▶ EXERCISE INSTRUCTIONS
Give the number of lines in this listing that contain the word "posts", and nothing else.

-- Start of SUPPLIED ENTRIES --

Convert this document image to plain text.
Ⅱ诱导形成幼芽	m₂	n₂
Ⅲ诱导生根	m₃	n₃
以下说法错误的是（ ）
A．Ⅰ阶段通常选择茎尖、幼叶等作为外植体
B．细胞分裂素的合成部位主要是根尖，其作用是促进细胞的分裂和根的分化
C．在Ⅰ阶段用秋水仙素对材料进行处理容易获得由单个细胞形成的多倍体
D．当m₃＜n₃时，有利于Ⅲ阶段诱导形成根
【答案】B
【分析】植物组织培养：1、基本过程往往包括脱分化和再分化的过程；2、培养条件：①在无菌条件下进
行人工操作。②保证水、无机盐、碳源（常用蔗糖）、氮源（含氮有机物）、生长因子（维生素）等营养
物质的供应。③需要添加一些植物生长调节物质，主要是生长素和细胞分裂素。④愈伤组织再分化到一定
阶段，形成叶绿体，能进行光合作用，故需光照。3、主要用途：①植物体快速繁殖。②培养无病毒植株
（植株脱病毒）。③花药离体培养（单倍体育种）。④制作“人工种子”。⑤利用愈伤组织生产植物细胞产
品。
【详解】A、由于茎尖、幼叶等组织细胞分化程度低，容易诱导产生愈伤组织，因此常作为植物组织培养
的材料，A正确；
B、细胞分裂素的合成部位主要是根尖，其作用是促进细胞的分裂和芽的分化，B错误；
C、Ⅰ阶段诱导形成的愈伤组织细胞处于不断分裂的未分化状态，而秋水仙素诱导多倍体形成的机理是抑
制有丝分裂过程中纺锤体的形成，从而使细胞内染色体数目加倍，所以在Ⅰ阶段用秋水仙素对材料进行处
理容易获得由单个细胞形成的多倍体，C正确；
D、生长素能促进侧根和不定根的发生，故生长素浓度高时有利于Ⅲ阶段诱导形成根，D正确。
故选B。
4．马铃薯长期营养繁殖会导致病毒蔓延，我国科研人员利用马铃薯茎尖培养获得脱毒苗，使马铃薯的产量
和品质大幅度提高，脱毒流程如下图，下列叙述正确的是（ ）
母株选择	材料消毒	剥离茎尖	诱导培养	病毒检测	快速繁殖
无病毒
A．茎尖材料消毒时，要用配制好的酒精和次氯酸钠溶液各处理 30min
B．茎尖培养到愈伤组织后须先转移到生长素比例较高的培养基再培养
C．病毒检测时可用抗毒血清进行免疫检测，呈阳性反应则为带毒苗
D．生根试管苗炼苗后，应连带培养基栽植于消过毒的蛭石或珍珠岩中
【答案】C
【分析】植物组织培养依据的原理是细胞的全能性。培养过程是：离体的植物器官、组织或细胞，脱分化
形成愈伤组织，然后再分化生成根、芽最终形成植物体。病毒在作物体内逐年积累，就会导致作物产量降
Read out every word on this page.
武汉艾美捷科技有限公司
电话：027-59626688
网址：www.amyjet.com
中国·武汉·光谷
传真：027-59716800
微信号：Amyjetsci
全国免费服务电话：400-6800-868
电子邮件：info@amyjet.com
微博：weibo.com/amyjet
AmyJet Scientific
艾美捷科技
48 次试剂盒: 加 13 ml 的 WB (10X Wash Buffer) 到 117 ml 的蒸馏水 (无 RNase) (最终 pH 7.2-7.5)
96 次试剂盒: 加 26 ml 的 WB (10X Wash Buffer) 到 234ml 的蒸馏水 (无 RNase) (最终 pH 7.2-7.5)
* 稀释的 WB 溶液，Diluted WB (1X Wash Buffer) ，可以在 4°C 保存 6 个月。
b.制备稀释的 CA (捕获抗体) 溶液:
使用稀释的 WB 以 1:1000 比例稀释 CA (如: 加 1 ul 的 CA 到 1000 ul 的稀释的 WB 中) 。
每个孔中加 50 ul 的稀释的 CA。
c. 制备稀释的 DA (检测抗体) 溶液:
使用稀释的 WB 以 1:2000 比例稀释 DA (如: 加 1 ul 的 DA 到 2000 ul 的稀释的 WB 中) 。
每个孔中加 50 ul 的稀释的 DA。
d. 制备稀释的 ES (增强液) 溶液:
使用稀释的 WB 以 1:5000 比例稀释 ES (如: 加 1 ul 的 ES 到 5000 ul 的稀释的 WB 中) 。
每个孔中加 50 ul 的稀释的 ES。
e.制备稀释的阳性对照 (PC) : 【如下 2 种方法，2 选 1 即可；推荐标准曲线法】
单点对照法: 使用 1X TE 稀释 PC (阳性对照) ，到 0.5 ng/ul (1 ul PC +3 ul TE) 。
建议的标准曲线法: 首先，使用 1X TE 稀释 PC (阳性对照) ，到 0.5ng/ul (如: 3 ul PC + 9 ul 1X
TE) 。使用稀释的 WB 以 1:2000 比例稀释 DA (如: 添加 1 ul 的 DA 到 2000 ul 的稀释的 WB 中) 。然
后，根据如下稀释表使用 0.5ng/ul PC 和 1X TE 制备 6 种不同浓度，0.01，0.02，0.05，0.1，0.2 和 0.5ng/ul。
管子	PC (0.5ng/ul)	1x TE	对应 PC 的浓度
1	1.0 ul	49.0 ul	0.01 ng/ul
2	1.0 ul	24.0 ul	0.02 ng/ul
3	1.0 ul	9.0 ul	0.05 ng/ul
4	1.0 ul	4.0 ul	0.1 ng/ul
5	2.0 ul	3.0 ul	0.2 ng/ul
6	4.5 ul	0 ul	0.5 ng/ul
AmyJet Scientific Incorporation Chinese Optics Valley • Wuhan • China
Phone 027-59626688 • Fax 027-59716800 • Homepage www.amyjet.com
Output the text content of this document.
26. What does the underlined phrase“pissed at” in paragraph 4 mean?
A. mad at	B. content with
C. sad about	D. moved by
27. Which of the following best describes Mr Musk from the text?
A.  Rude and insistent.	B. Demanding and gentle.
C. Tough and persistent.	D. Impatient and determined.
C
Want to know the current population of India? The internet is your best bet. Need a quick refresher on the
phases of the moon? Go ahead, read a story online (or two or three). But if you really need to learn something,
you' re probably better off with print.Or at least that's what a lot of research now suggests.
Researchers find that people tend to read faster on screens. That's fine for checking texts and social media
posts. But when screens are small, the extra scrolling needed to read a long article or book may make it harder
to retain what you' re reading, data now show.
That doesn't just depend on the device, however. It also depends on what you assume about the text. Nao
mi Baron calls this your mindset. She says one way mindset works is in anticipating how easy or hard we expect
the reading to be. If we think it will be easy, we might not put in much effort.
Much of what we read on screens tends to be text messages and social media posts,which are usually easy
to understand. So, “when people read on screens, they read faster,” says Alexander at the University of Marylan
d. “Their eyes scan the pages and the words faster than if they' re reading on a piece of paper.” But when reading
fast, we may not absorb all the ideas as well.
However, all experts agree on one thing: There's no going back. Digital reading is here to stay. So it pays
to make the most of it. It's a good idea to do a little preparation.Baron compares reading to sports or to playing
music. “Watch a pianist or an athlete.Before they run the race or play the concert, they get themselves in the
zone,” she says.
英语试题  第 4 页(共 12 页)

-- End of SUPPLIED ENTRIES --

▶ RIGHT ANSWER
2